Collected data
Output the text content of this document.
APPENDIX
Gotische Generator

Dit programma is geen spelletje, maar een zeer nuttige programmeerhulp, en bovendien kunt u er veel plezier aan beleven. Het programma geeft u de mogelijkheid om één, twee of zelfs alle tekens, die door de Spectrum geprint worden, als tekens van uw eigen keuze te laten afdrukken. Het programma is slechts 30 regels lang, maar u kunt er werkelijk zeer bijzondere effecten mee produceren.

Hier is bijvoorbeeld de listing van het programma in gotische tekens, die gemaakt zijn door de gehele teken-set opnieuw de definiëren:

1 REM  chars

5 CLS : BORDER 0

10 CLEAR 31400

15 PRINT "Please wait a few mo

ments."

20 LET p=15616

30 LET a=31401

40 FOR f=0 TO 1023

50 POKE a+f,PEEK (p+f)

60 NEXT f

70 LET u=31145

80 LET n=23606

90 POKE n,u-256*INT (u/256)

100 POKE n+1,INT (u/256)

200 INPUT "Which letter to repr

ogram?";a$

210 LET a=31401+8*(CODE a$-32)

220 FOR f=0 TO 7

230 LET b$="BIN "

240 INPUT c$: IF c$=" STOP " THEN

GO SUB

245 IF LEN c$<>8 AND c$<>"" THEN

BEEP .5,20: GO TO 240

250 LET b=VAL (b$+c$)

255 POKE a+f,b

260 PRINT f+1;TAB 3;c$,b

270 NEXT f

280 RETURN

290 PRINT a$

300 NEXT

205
---
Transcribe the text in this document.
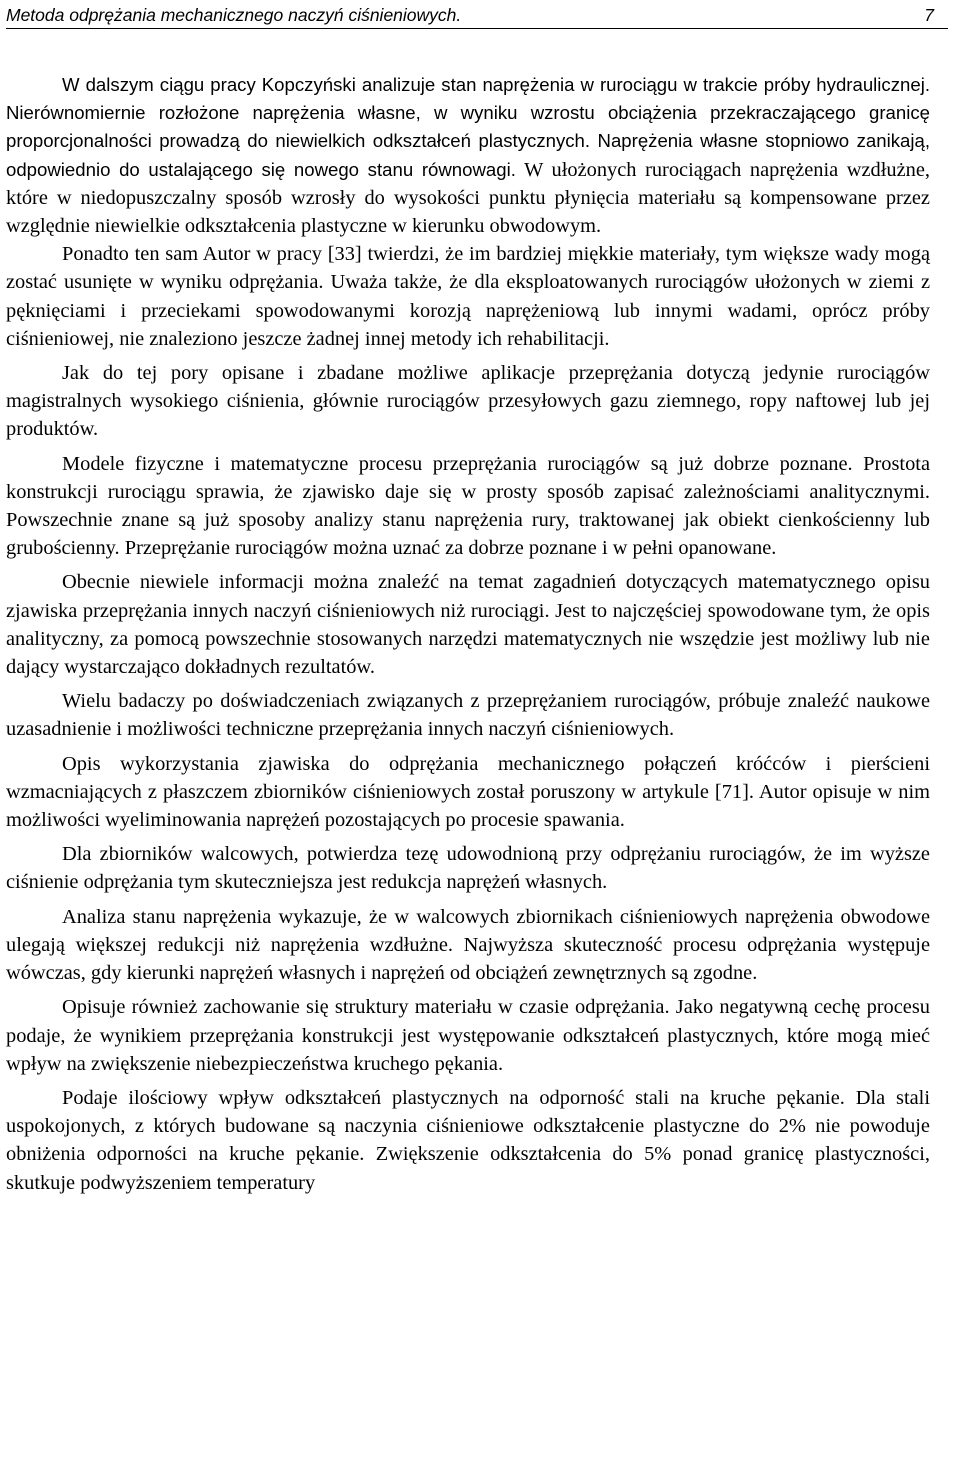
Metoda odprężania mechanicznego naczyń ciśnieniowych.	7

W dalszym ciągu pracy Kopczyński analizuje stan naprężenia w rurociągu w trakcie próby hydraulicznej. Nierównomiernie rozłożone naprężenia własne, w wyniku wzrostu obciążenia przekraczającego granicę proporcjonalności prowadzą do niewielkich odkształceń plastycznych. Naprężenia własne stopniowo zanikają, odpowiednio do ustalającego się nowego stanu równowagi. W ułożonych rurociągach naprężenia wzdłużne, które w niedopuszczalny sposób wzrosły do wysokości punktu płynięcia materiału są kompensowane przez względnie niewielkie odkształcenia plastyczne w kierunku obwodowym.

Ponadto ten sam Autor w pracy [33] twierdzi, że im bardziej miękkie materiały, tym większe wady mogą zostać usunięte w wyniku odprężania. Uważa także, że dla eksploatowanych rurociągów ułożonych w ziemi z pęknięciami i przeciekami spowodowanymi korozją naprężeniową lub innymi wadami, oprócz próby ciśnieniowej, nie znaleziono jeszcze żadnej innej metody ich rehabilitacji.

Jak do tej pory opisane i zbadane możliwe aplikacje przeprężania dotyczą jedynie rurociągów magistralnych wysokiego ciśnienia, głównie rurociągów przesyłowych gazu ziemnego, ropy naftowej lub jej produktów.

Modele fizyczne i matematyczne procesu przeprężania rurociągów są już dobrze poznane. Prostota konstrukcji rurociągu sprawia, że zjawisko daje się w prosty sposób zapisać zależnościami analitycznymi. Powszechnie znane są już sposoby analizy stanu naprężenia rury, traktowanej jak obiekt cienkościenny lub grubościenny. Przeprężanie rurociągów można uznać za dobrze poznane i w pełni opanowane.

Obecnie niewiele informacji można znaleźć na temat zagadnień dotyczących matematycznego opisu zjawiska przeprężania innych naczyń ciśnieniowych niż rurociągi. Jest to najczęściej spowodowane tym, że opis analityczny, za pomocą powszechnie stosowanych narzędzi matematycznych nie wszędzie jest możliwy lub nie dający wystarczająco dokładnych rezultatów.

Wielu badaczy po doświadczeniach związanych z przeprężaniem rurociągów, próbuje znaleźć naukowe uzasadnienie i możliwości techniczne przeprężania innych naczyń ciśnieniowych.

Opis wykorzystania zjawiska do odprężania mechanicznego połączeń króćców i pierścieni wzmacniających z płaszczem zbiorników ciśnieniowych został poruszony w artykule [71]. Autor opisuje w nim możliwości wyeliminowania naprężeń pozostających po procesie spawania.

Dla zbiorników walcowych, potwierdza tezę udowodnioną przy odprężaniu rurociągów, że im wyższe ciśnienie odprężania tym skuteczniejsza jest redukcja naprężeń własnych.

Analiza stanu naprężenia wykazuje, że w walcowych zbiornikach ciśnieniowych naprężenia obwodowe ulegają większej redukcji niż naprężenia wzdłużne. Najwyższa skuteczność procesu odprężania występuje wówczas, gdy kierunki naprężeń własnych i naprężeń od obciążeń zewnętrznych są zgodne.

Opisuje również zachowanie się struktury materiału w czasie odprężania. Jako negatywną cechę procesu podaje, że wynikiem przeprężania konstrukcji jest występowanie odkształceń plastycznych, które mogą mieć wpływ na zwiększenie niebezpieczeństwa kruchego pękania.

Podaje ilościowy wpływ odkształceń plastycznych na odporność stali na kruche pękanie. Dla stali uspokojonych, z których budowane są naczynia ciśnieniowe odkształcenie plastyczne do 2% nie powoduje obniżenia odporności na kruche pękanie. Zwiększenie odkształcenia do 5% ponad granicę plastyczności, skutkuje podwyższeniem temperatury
...
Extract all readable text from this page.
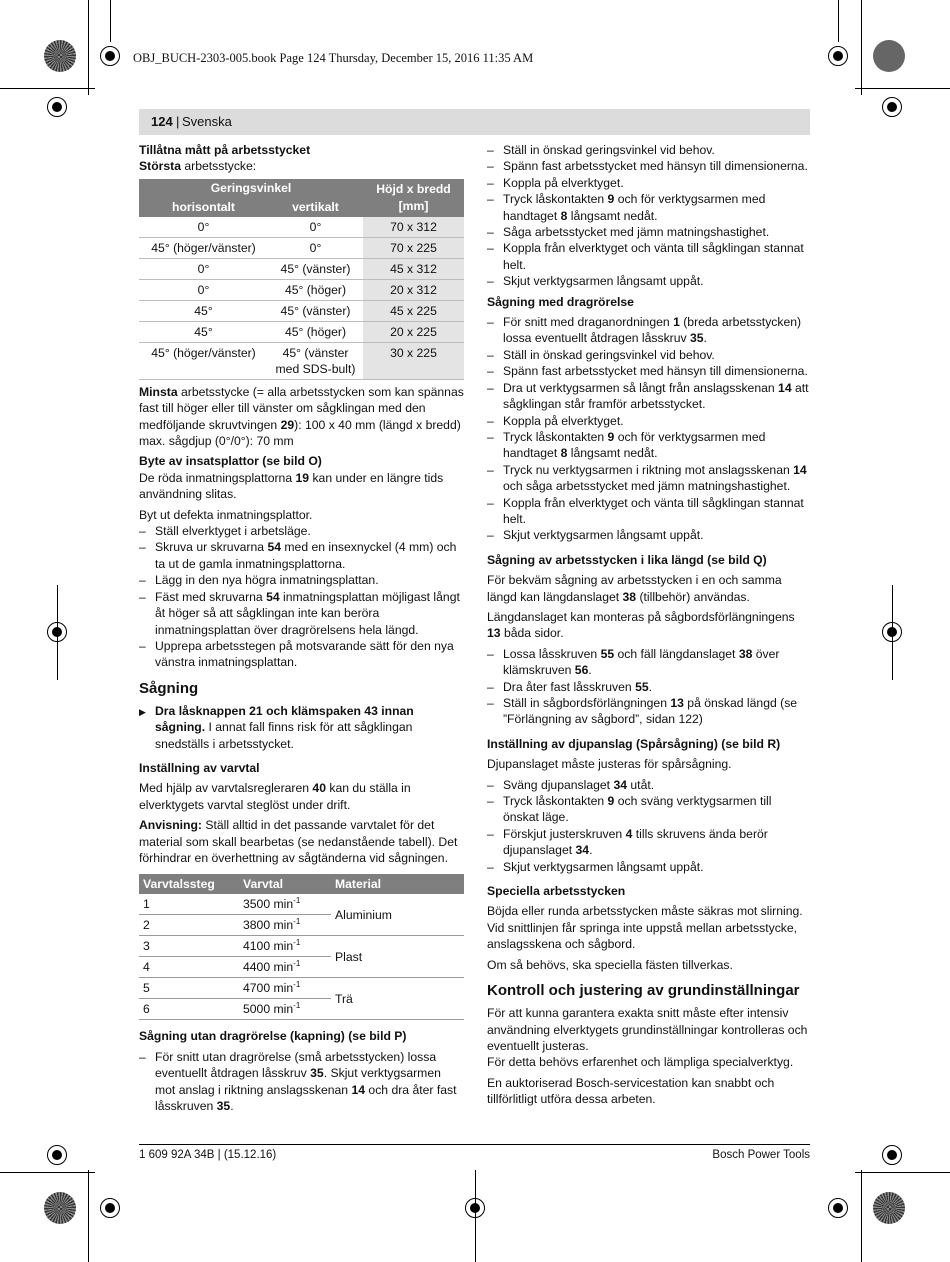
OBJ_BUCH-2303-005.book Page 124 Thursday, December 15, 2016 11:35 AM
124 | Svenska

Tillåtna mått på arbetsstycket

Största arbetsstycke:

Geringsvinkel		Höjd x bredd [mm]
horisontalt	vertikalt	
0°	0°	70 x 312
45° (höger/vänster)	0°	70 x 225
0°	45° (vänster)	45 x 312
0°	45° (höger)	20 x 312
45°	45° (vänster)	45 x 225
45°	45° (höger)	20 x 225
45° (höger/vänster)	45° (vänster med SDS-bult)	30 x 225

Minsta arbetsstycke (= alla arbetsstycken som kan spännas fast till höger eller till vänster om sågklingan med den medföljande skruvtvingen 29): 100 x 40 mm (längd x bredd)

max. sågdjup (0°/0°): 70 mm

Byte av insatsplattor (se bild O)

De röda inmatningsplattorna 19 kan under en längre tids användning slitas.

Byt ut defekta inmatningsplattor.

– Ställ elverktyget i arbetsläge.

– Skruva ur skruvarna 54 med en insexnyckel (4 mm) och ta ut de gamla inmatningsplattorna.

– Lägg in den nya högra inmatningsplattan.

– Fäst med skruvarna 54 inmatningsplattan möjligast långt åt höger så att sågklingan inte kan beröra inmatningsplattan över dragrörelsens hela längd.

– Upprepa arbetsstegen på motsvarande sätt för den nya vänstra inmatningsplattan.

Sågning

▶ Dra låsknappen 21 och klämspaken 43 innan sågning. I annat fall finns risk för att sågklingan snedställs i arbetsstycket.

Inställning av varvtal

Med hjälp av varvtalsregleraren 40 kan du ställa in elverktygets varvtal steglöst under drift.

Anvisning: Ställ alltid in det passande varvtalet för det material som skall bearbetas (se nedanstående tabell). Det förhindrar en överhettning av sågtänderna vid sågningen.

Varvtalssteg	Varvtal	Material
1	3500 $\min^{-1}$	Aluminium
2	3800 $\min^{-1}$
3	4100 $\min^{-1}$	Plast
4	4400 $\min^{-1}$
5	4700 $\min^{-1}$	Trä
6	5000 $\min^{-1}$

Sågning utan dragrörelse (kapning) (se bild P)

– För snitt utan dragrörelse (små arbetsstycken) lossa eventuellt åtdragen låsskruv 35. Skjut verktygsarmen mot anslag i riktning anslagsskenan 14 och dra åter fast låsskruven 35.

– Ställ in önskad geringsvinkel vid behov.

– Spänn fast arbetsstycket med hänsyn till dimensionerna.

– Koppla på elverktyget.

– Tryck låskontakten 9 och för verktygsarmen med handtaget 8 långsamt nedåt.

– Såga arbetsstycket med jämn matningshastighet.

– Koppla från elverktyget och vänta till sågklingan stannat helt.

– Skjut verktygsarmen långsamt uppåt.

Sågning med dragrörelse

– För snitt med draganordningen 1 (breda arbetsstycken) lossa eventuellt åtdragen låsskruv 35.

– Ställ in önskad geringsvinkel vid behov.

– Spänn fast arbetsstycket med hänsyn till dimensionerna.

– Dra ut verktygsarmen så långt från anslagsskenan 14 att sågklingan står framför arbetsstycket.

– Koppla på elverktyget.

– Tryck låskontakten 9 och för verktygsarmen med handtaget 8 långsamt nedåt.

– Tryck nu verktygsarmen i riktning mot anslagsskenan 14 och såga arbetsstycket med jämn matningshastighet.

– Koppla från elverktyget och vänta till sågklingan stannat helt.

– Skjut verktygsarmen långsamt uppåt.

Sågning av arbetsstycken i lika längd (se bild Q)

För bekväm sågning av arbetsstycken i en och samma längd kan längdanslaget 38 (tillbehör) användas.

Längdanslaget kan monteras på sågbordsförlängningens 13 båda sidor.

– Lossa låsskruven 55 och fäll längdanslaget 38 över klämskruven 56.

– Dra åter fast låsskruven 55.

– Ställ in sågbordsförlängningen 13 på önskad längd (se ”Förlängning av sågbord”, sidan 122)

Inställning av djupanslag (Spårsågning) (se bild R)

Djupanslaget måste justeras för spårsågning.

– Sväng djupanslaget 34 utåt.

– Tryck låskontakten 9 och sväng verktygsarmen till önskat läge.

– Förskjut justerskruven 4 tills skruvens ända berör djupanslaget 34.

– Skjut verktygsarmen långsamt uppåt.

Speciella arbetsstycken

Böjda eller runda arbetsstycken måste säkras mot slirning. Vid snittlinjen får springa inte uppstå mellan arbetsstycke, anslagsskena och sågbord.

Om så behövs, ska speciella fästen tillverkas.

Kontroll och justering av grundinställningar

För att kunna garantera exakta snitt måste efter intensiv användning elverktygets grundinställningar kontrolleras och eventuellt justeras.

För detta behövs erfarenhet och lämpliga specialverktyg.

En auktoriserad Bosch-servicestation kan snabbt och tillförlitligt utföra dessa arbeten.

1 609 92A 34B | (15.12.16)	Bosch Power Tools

• **TO BE DONE**
Gather all lines from the listing above in which "odkształceń" occurs.

• **CORRECT ANSWER**
W dalszym ciągu pracy Kopczyński analizuje stan naprężenia w rurociągu w trakcie próby hydraulicznej. Nierównomiernie rozłożone naprężenia własne, w wyniku wzrostu obciążenia przekraczającego granicę proporcjonalności prowadzą do niewielkich odkształceń plastycznych. Naprężenia własne stopniowo zanikają, odpowiednio do ustalającego się nowego stanu równowagi. W ułożonych rurociągach naprężenia wzdłużne, które w niedopuszczalny sposób wzrosły do wysokości punktu płynięcia materiału są kompensowane przez względnie niewielkie odkształcenia plastyczne w kierunku obwodowym.
Opisuje również zachowanie się struktury materiału w czasie odprężania. Jako negatywną cechę procesu podaje, że wynikiem przeprężania konstrukcji jest występowanie odkształceń plastycznych, które mogą mieć wpływ na zwiększenie niebezpieczeństwa kruchego pękania.
Podaje ilościowy wpływ odkształceń plastycznych na odporność stali na kruche pękanie. Dla stali uspokojonych, z których budowane są naczynia ciśnieniowe odkształcenie plastyczne do 2% nie powoduje obniżenia odporności na kruche pękanie. Zwiększenie odkształcenia do 5% ponad granicę plastyczności, skutkuje podwyższeniem temperatury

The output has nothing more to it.